[INSTRUCTION] Output the material beneath exactly, leaving nothing out.
BEGIN RECORDS FOR THE EXERCISE
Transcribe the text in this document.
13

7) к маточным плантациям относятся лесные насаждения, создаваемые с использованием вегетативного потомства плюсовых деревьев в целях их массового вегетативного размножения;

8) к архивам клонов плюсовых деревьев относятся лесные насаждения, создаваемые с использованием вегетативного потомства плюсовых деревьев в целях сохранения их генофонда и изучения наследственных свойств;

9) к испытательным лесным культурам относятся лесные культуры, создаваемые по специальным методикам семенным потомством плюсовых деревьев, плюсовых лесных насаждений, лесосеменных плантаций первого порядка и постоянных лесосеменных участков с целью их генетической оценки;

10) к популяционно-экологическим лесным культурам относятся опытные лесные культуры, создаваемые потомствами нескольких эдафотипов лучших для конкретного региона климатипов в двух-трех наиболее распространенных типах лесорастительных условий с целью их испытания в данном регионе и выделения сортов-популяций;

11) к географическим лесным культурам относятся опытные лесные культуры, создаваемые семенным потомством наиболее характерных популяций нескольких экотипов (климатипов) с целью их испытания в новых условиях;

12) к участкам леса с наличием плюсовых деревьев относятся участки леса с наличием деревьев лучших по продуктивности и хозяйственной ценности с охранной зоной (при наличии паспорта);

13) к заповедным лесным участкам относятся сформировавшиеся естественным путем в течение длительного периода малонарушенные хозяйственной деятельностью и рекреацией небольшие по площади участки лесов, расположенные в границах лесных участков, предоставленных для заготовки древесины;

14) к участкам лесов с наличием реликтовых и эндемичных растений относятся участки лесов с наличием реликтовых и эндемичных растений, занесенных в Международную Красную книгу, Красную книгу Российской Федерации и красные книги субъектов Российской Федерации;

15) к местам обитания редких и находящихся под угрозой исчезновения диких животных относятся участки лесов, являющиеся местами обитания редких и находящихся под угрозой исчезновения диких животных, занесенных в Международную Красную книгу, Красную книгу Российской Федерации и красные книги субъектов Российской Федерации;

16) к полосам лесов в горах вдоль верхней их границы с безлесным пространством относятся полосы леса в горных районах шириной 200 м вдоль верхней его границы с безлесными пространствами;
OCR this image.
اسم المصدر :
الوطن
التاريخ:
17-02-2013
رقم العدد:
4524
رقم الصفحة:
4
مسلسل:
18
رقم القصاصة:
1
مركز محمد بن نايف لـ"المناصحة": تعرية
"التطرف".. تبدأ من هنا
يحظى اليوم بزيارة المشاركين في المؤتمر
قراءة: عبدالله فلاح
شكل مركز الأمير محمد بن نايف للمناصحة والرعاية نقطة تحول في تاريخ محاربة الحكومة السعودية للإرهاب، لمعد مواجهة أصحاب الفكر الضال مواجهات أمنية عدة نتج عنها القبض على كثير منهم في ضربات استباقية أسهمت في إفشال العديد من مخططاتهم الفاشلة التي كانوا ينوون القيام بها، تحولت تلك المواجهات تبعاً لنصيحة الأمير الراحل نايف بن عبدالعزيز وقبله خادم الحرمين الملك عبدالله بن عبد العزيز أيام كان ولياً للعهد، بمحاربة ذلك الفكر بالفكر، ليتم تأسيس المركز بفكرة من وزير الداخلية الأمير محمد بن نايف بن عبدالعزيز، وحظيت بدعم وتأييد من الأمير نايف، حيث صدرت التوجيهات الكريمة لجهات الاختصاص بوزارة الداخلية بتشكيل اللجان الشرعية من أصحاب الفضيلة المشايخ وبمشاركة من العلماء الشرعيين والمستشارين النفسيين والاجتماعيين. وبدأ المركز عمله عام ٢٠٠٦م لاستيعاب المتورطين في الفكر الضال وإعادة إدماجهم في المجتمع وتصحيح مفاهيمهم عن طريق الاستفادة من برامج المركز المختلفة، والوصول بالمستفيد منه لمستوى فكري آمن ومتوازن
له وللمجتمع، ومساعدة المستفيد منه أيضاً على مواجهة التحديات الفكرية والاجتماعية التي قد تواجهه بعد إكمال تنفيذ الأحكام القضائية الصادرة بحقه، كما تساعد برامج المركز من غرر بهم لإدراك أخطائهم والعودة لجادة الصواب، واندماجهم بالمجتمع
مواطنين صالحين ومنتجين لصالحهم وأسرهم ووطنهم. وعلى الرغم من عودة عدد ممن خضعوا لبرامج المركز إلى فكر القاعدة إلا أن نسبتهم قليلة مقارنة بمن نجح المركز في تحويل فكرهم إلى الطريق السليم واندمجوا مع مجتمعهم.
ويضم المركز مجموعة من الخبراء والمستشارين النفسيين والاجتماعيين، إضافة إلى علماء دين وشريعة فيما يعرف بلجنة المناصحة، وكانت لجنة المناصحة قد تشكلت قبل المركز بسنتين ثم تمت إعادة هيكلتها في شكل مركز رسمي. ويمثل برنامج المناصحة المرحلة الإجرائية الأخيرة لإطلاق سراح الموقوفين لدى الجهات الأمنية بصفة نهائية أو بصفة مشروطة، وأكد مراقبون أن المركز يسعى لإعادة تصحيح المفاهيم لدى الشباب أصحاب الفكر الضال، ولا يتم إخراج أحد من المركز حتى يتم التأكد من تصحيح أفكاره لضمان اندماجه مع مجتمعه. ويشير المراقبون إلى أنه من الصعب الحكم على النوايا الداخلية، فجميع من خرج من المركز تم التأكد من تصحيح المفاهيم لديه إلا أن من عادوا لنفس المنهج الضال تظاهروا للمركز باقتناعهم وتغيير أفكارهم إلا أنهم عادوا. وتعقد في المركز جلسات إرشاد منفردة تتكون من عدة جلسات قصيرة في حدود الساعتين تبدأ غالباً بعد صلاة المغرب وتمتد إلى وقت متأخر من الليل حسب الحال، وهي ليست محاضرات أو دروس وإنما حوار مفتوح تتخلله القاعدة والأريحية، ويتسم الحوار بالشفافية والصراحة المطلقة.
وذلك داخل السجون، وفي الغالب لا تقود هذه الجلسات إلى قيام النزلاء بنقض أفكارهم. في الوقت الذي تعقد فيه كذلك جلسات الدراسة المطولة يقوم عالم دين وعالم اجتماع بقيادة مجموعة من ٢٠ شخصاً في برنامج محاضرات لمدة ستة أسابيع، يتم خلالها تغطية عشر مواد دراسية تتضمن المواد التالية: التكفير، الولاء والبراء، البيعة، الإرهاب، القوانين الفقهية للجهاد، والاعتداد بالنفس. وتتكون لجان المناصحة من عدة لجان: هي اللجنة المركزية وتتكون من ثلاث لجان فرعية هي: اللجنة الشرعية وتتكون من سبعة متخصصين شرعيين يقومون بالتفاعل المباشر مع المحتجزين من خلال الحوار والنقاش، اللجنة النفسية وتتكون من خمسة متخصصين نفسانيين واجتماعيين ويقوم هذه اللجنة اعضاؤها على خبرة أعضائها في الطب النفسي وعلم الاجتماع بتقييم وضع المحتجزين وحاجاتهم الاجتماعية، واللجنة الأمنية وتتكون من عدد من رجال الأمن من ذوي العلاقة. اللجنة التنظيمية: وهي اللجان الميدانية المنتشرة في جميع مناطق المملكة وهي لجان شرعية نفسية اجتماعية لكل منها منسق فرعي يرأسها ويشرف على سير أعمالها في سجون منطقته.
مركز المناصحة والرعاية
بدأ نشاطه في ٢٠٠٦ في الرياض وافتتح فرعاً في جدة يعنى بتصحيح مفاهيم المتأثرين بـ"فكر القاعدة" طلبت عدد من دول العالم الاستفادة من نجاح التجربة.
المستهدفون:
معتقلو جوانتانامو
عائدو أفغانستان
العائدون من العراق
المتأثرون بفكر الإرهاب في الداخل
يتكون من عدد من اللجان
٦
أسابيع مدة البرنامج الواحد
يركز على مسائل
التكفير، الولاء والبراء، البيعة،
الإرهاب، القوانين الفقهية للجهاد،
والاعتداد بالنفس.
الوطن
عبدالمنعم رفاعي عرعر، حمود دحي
END RECORDS FOR THE EXERCISE
[SOLUTION]
Transcribe the text in this document.
13

7) к маточным плантациям относятся лесные насаждения, создаваемые с использованием вегетативного потомства плюсовых деревьев в целях их массового вегетативного размножения;

8) к архивам клонов плюсовых деревьев относятся лесные насаждения, создаваемые с использованием вегетативного потомства плюсовых деревьев в целях сохранения их генофонда и изучения наследственных свойств;

9) к испытательным лесным культурам относятся лесные культуры, создаваемые по специальным методикам семенным потомством плюсовых деревьев, плюсовых лесных насаждений, лесосеменных плантаций первого порядка и постоянных лесосеменных участков с целью их генетической оценки;

10) к популяционно-экологическим лесным культурам относятся опытные лесные культуры, создаваемые потомствами нескольких эдафотипов лучших для конкретного региона климатипов в двух-трех наиболее распространенных типах лесорастительных условий с целью их испытания в данном регионе и выделения сортов-популяций;

11) к географическим лесным культурам относятся опытные лесные культуры, создаваемые семенным потомством наиболее характерных популяций нескольких экотипов (климатипов) с целью их испытания в новых условиях;

12) к участкам леса с наличием плюсовых деревьев относятся участки леса с наличием деревьев лучших по продуктивности и хозяйственной ценности с охранной зоной (при наличии паспорта);

13) к заповедным лесным участкам относятся сформировавшиеся естественным путем в течение длительного периода малонарушенные хозяйственной деятельностью и рекреацией небольшие по площади участки лесов, расположенные в границах лесных участков, предоставленных для заготовки древесины;

14) к участкам лесов с наличием реликтовых и эндемичных растений относятся участки лесов с наличием реликтовых и эндемичных растений, занесенных в Международную Красную книгу, Красную книгу Российской Федерации и красные книги субъектов Российской Федерации;

15) к местам обитания редких и находящихся под угрозой исчезновения диких животных относятся участки лесов, являющиеся местами обитания редких и находящихся под угрозой исчезновения диких животных, занесенных в Международную Красную книгу, Красную книгу Российской Федерации и красные книги субъектов Российской Федерации;

16) к полосам лесов в горах вдоль верхней их границы с безлесным пространством относятся полосы леса в горных районах шириной 200 м вдоль верхней его границы с безлесными пространствами;
OCR this image.
اسم المصدر :
الوطن
التاريخ:
17-02-2013
رقم العدد:
4524
رقم الصفحة:
4
مسلسل:
18
رقم القصاصة:
1
مركز محمد بن نايف لـ"المناصحة": تعرية
"التطرف".. تبدأ من هنا
يحظى اليوم بزيارة المشاركين في المؤتمر
قراءة: عبدالله فلاح
شكل مركز الأمير محمد بن نايف للمناصحة والرعاية نقطة تحول في تاريخ محاربة الحكومة السعودية للإرهاب، لمعد مواجهة أصحاب الفكر الضال مواجهات أمنية عدة نتج عنها القبض على كثير منهم في ضربات استباقية أسهمت في إفشال العديد من مخططاتهم الفاشلة التي كانوا ينوون القيام بها، تحولت تلك المواجهات تبعاً لنصيحة الأمير الراحل نايف بن عبدالعزيز وقبله خادم الحرمين الملك عبدالله بن عبد العزيز أيام كان ولياً للعهد، بمحاربة ذلك الفكر بالفكر، ليتم تأسيس المركز بفكرة من وزير الداخلية الأمير محمد بن نايف بن عبدالعزيز، وحظيت بدعم وتأييد من الأمير نايف، حيث صدرت التوجيهات الكريمة لجهات الاختصاص بوزارة الداخلية بتشكيل اللجان الشرعية من أصحاب الفضيلة المشايخ وبمشاركة من العلماء الشرعيين والمستشارين النفسيين والاجتماعيين. وبدأ المركز عمله عام ٢٠٠٦م لاستيعاب المتورطين في الفكر الضال وإعادة إدماجهم في المجتمع وتصحيح مفاهيمهم عن طريق الاستفادة من برامج المركز المختلفة، والوصول بالمستفيد منه لمستوى فكري آمن ومتوازن
له وللمجتمع، ومساعدة المستفيد منه أيضاً على مواجهة التحديات الفكرية والاجتماعية التي قد تواجهه بعد إكمال تنفيذ الأحكام القضائية الصادرة بحقه، كما تساعد برامج المركز من غرر بهم لإدراك أخطائهم والعودة لجادة الصواب، واندماجهم بالمجتمع
مواطنين صالحين ومنتجين لصالحهم وأسرهم ووطنهم. وعلى الرغم من عودة عدد ممن خضعوا لبرامج المركز إلى فكر القاعدة إلا أن نسبتهم قليلة مقارنة بمن نجح المركز في تحويل فكرهم إلى الطريق السليم واندمجوا مع مجتمعهم.
ويضم المركز مجموعة من الخبراء والمستشارين النفسيين والاجتماعيين، إضافة إلى علماء دين وشريعة فيما يعرف بلجنة المناصحة، وكانت لجنة المناصحة قد تشكلت قبل المركز بسنتين ثم تمت إعادة هيكلتها في شكل مركز رسمي. ويمثل برنامج المناصحة المرحلة الإجرائية الأخيرة لإطلاق سراح الموقوفين لدى الجهات الأمنية بصفة نهائية أو بصفة مشروطة، وأكد مراقبون أن المركز يسعى لإعادة تصحيح المفاهيم لدى الشباب أصحاب الفكر الضال، ولا يتم إخراج أحد من المركز حتى يتم التأكد من تصحيح أفكاره لضمان اندماجه مع مجتمعه. ويشير المراقبون إلى أنه من الصعب الحكم على النوايا الداخلية، فجميع من خرج من المركز تم التأكد من تصحيح المفاهيم لديه إلا أن من عادوا لنفس المنهج الضال تظاهروا للمركز باقتناعهم وتغيير أفكارهم إلا أنهم عادوا. وتعقد في المركز جلسات إرشاد منفردة تتكون من عدة جلسات قصيرة في حدود الساعتين تبدأ غالباً بعد صلاة المغرب وتمتد إلى وقت متأخر من الليل حسب الحال، وهي ليست محاضرات أو دروس وإنما حوار مفتوح تتخلله القاعدة والأريحية، ويتسم الحوار بالشفافية والصراحة المطلقة.
وذلك داخل السجون، وفي الغالب لا تقود هذه الجلسات إلى قيام النزلاء بنقض أفكارهم. في الوقت الذي تعقد فيه كذلك جلسات الدراسة المطولة يقوم عالم دين وعالم اجتماع بقيادة مجموعة من ٢٠ شخصاً في برنامج محاضرات لمدة ستة أسابيع، يتم خلالها تغطية عشر مواد دراسية تتضمن المواد التالية: التكفير، الولاء والبراء، البيعة، الإرهاب، القوانين الفقهية للجهاد، والاعتداد بالنفس. وتتكون لجان المناصحة من عدة لجان: هي اللجنة المركزية وتتكون من ثلاث لجان فرعية هي: اللجنة الشرعية وتتكون من سبعة متخصصين شرعيين يقومون بالتفاعل المباشر مع المحتجزين من خلال الحوار والنقاش، اللجنة النفسية وتتكون من خمسة متخصصين نفسانيين واجتماعيين ويقوم هذه اللجنة اعضاؤها على خبرة أعضائها في الطب النفسي وعلم الاجتماع بتقييم وضع المحتجزين وحاجاتهم الاجتماعية، واللجنة الأمنية وتتكون من عدد من رجال الأمن من ذوي العلاقة. اللجنة التنظيمية: وهي اللجان الميدانية المنتشرة في جميع مناطق المملكة وهي لجان شرعية نفسية اجتماعية لكل منها منسق فرعي يرأسها ويشرف على سير أعمالها في سجون منطقته.
مركز المناصحة والرعاية
بدأ نشاطه في ٢٠٠٦ في الرياض وافتتح فرعاً في جدة يعنى بتصحيح مفاهيم المتأثرين بـ"فكر القاعدة" طلبت عدد من دول العالم الاستفادة من نجاح التجربة.
المستهدفون:
معتقلو جوانتانامو
عائدو أفغانستان
العائدون من العراق
المتأثرون بفكر الإرهاب في الداخل
يتكون من عدد من اللجان
٦
أسابيع مدة البرنامج الواحد
يركز على مسائل
التكفير، الولاء والبراء، البيعة،
الإرهاب، القوانين الفقهية للجهاد،
والاعتداد بالنفس.
الوطن
عبدالمنعم رفاعي عرعر، حمود دحي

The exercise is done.